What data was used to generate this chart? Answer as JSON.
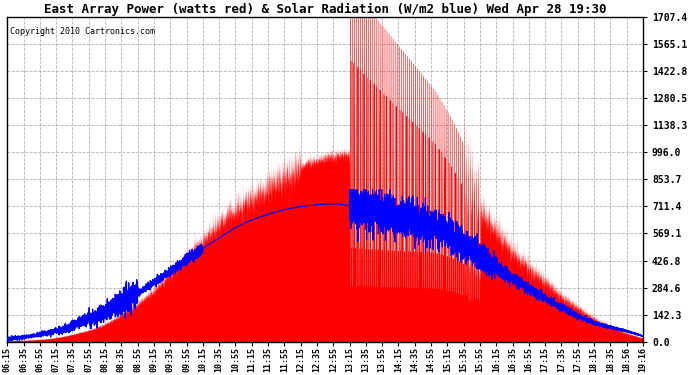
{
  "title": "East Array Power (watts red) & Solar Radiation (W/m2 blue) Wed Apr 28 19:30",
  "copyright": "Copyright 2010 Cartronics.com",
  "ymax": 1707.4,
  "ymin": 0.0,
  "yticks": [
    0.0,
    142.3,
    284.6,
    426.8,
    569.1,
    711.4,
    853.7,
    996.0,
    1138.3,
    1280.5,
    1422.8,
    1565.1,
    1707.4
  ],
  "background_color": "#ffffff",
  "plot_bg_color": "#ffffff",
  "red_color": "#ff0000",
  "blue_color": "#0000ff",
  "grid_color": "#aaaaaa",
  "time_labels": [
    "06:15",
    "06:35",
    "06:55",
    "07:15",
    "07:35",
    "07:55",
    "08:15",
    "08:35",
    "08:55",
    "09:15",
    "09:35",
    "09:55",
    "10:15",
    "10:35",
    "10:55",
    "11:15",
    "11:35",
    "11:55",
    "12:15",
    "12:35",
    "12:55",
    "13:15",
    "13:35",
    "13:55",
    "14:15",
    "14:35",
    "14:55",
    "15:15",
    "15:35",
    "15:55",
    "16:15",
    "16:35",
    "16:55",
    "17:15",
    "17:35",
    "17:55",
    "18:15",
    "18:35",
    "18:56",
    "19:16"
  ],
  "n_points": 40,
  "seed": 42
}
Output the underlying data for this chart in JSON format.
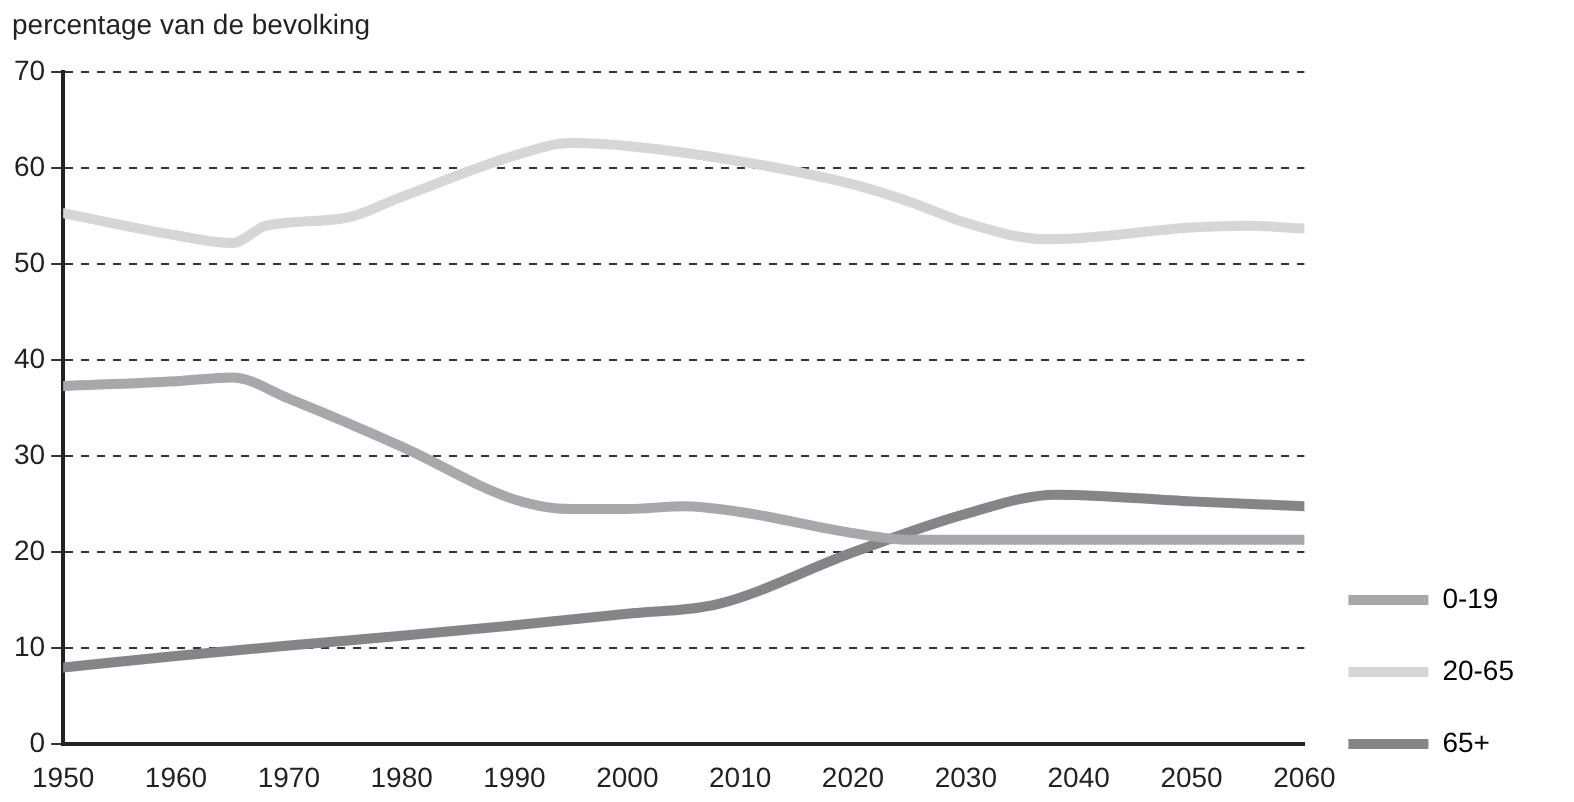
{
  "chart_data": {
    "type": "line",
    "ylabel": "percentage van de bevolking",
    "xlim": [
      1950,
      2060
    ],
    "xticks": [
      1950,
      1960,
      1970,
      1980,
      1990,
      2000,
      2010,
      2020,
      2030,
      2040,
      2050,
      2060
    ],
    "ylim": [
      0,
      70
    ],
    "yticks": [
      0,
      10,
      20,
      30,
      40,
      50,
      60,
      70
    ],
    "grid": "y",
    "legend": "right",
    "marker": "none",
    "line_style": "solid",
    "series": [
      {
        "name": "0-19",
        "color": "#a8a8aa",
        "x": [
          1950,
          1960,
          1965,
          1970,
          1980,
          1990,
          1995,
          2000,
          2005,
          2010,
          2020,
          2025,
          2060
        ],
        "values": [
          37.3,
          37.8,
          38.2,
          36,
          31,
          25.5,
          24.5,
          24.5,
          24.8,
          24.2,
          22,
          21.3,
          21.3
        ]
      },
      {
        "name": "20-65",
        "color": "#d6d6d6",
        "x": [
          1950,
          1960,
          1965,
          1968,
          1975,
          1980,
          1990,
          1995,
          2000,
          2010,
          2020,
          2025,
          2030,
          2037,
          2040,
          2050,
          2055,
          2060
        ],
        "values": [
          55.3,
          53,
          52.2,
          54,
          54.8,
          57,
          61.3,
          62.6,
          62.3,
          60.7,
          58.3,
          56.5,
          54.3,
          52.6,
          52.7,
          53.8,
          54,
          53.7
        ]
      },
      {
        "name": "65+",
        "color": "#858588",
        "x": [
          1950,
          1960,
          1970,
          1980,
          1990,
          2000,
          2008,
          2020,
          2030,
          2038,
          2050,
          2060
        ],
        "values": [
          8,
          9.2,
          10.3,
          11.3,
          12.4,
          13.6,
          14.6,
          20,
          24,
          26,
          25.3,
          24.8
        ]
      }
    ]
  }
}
---
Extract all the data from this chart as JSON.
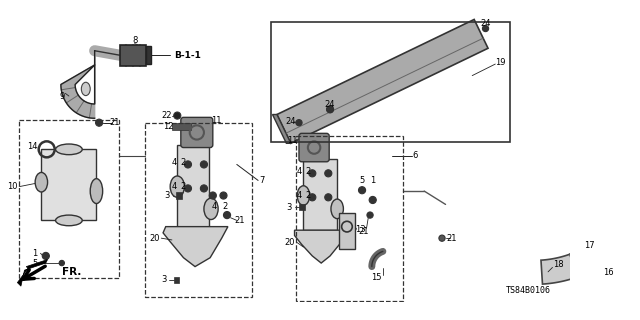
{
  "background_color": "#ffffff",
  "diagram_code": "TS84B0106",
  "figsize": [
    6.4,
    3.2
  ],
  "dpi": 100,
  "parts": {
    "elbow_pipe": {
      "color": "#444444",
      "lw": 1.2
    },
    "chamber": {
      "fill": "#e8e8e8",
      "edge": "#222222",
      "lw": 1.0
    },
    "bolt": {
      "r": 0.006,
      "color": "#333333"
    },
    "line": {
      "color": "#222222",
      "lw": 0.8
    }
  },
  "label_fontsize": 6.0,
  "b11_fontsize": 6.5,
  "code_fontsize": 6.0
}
* * *
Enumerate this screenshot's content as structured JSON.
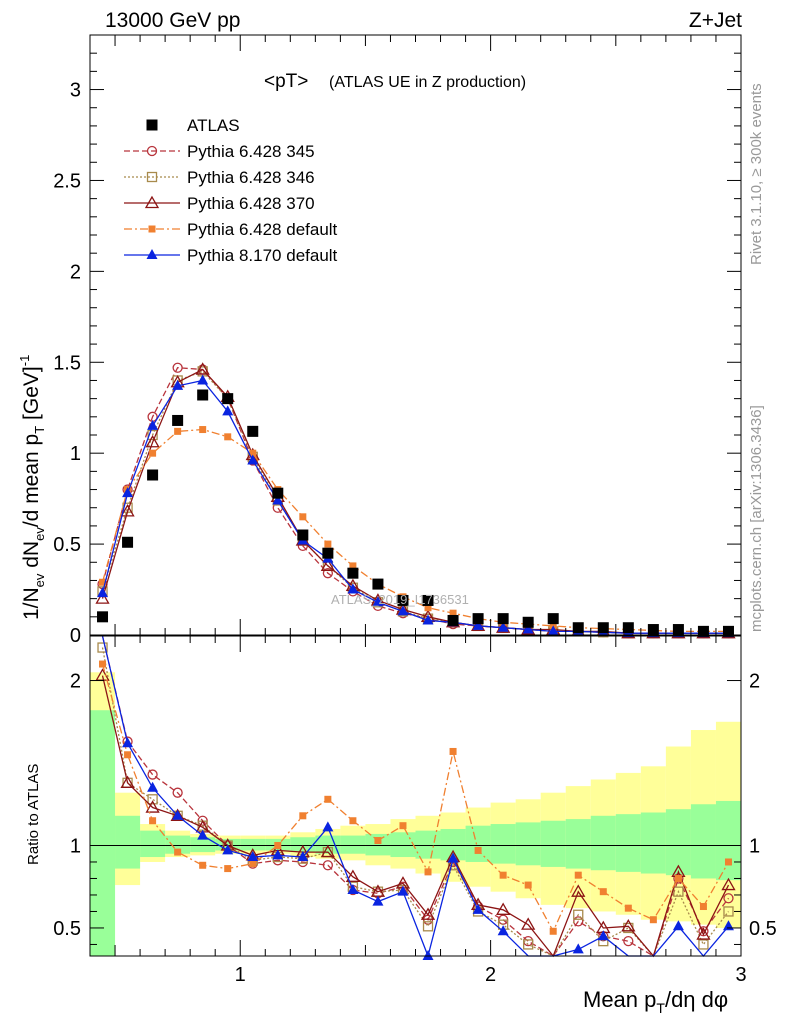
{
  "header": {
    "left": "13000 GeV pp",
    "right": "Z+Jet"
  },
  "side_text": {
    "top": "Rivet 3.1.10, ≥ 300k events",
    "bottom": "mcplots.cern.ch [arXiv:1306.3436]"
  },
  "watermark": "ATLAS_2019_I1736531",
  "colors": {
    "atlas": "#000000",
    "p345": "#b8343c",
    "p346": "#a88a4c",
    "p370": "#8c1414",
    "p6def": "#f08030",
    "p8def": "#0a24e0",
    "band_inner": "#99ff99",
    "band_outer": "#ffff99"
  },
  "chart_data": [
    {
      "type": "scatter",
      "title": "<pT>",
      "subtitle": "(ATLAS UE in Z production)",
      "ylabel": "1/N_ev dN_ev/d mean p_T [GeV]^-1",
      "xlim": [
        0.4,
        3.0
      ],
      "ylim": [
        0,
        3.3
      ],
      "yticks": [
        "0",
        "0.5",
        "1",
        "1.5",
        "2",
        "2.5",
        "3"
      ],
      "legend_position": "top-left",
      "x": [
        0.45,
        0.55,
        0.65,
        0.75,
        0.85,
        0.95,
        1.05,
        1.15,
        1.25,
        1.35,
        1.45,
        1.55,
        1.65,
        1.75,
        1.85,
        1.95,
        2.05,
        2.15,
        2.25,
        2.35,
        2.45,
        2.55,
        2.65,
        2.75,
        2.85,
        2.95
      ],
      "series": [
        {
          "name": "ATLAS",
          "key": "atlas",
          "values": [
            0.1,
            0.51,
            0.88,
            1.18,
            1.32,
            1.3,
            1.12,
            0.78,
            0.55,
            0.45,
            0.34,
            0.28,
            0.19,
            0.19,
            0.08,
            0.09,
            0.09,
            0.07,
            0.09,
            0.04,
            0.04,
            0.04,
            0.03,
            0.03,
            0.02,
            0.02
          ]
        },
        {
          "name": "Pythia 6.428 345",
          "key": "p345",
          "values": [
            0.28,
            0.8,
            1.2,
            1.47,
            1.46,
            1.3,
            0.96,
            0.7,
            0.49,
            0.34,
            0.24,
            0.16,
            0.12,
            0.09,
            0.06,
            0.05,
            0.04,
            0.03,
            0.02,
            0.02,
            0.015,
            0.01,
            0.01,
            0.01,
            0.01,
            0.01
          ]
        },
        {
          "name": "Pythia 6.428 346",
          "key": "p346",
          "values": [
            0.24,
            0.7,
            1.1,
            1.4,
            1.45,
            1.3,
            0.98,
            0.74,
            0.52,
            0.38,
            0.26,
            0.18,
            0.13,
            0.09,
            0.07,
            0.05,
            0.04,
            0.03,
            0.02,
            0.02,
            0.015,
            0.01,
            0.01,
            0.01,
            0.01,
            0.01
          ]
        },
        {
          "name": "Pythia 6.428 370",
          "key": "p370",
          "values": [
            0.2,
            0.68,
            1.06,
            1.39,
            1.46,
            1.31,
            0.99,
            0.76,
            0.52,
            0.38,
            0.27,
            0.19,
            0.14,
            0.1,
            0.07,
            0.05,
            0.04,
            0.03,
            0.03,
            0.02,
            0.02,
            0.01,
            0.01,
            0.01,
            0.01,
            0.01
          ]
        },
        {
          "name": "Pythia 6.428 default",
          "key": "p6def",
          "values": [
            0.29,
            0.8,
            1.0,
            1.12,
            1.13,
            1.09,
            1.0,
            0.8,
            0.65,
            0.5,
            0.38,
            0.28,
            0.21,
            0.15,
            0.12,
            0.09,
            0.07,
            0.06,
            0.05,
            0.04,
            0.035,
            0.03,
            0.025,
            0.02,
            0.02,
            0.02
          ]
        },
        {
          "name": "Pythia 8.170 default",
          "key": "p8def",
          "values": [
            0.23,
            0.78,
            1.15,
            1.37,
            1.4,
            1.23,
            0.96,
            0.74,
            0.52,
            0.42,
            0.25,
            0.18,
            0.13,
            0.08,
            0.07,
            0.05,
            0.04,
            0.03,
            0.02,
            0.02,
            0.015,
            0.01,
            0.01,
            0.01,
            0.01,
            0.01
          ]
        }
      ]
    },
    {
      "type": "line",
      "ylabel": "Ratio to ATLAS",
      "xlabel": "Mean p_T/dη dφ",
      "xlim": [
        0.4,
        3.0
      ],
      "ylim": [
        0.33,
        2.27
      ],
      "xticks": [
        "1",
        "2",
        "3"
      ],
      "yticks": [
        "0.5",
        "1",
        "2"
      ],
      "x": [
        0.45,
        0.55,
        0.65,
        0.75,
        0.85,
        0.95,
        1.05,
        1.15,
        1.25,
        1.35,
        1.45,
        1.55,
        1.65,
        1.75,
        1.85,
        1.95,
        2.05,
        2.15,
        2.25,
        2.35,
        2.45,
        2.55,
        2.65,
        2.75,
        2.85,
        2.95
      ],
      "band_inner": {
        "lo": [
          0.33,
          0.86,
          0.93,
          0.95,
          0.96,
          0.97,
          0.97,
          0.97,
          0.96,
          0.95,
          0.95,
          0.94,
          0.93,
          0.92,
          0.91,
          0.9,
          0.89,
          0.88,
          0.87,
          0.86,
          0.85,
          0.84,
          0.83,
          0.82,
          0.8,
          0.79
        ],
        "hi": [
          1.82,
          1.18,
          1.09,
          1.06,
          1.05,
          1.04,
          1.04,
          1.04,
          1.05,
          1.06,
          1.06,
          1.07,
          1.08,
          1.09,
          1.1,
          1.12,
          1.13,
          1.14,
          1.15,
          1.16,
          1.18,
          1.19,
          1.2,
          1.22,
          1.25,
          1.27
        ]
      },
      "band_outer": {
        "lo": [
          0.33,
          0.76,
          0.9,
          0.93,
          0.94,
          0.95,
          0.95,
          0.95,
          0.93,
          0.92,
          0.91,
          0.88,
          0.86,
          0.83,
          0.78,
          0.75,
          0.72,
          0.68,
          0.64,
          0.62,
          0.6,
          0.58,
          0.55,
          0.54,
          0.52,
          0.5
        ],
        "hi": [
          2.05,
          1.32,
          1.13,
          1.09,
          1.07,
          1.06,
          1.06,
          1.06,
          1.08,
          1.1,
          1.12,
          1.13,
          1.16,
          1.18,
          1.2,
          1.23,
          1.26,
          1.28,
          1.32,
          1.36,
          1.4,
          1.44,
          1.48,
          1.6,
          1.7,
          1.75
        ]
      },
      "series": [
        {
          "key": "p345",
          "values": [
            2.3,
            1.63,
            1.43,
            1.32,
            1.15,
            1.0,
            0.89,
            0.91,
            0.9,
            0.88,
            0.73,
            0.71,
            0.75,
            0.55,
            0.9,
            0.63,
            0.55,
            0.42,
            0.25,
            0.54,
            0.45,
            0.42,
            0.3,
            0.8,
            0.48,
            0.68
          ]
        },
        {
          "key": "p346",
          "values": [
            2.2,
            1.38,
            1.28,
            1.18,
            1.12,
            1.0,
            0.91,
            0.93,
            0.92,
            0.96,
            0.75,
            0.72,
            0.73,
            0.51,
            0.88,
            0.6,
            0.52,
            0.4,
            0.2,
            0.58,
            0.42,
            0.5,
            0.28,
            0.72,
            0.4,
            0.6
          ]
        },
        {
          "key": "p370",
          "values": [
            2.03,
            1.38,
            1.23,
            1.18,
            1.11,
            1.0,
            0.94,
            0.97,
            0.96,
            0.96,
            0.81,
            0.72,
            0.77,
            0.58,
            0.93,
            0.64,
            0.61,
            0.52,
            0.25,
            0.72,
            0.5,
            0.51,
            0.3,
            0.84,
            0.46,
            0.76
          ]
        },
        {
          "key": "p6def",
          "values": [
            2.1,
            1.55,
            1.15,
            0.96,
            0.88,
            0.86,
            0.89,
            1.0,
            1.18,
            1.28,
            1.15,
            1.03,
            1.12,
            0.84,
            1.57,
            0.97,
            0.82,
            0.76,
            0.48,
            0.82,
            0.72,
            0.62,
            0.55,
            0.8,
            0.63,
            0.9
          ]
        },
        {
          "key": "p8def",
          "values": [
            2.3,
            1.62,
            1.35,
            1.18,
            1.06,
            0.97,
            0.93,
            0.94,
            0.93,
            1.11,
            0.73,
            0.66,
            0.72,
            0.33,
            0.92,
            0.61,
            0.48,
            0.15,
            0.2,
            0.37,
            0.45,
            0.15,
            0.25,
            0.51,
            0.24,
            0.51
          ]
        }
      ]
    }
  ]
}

* [YOUR GOAL]
Find each line holding the string "this" and copy it out.

* [THE RESULT]
What data was used to generate this chart? Answer as JSON.
Output the underlying data for this chart in JSON format.
Extract all the data from this chart as JSON.
Enumerate this screenshot's content as structured JSON.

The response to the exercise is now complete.